_STATED TASK_.
Transcribe the whole listing below without changing a word, but leave out every image.

_ENTRIES_.
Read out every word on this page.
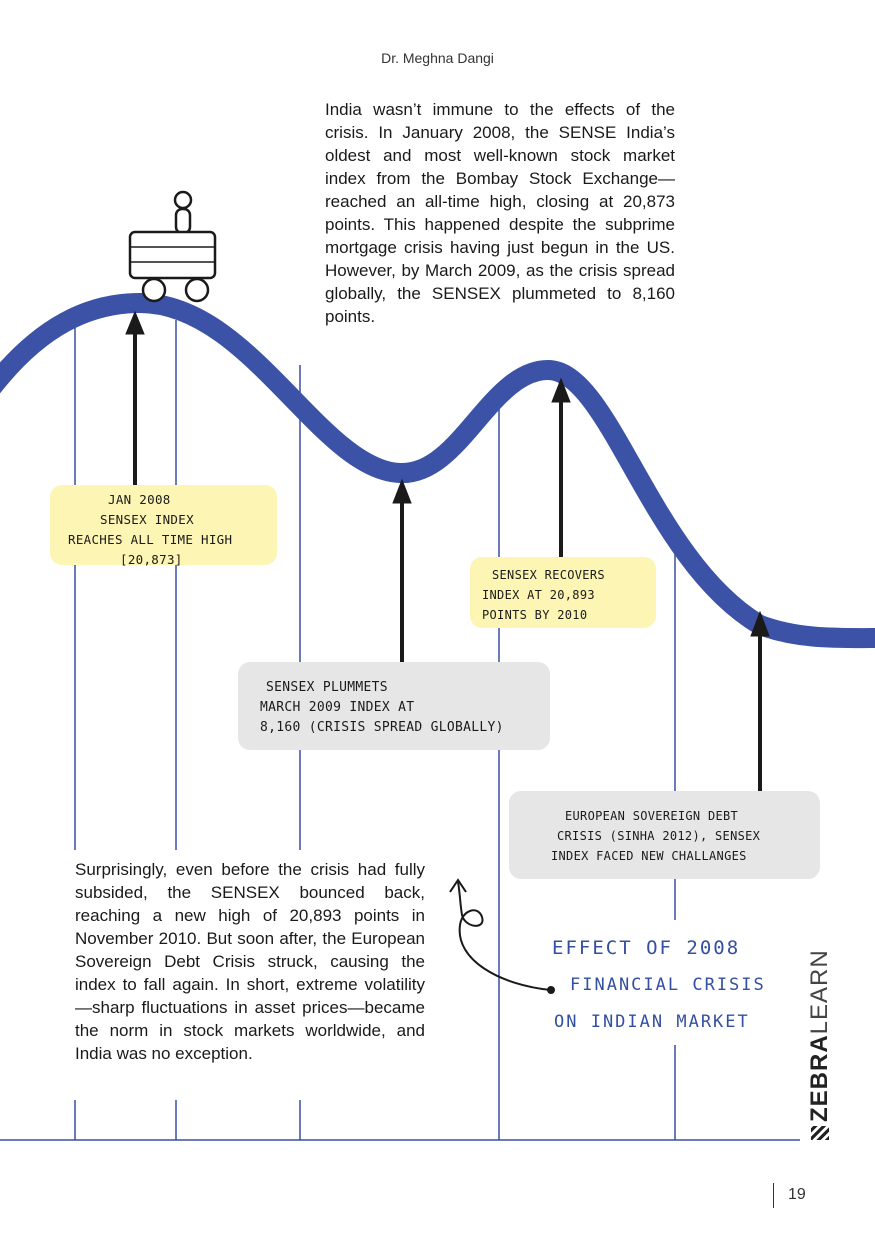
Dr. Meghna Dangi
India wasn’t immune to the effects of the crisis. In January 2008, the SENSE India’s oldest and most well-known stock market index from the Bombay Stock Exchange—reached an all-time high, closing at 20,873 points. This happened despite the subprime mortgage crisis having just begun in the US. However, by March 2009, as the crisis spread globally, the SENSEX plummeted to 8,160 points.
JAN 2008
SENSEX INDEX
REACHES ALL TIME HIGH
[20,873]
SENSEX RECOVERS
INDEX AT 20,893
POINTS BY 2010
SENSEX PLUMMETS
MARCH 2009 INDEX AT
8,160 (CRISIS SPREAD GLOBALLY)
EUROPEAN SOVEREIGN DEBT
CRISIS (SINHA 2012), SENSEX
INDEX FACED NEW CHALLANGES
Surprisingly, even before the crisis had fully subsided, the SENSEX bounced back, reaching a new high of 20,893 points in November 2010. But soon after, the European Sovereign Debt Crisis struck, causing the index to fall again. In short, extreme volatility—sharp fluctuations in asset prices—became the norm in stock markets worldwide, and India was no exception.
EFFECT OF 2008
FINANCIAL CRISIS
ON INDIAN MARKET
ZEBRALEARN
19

_ANSWER TO THE TASK_.
Read out every word on this page.
Dr. Meghna Dangi
India wasn’t immune to the effects of the crisis. In January 2008, the SENSE India’s oldest and most well-known stock market index from the Bombay Stock Exchange—reached an all-time high, closing at 20,873 points. This happened despite the subprime mortgage crisis having just begun in the US. However, by March 2009, as the crisis spread globally, the SENSEX plummeted to 8,160 points.
JAN 2008
SENSEX INDEX
REACHES ALL TIME HIGH
[20,873]
SENSEX RECOVERS
INDEX AT 20,893
POINTS BY 2010
SENSEX PLUMMETS
MARCH 2009 INDEX AT
8,160 (CRISIS SPREAD GLOBALLY)
EUROPEAN SOVEREIGN DEBT
CRISIS (SINHA 2012), SENSEX
INDEX FACED NEW CHALLANGES
Surprisingly, even before the crisis had fully subsided, the SENSEX bounced back, reaching a new high of 20,893 points in November 2010. But soon after, the European Sovereign Debt Crisis struck, causing the index to fall again. In short, extreme volatility—sharp fluctuations in asset prices—became the norm in stock markets worldwide, and India was no exception.
EFFECT OF 2008
FINANCIAL CRISIS
ON INDIAN MARKET
ZEBRALEARN
19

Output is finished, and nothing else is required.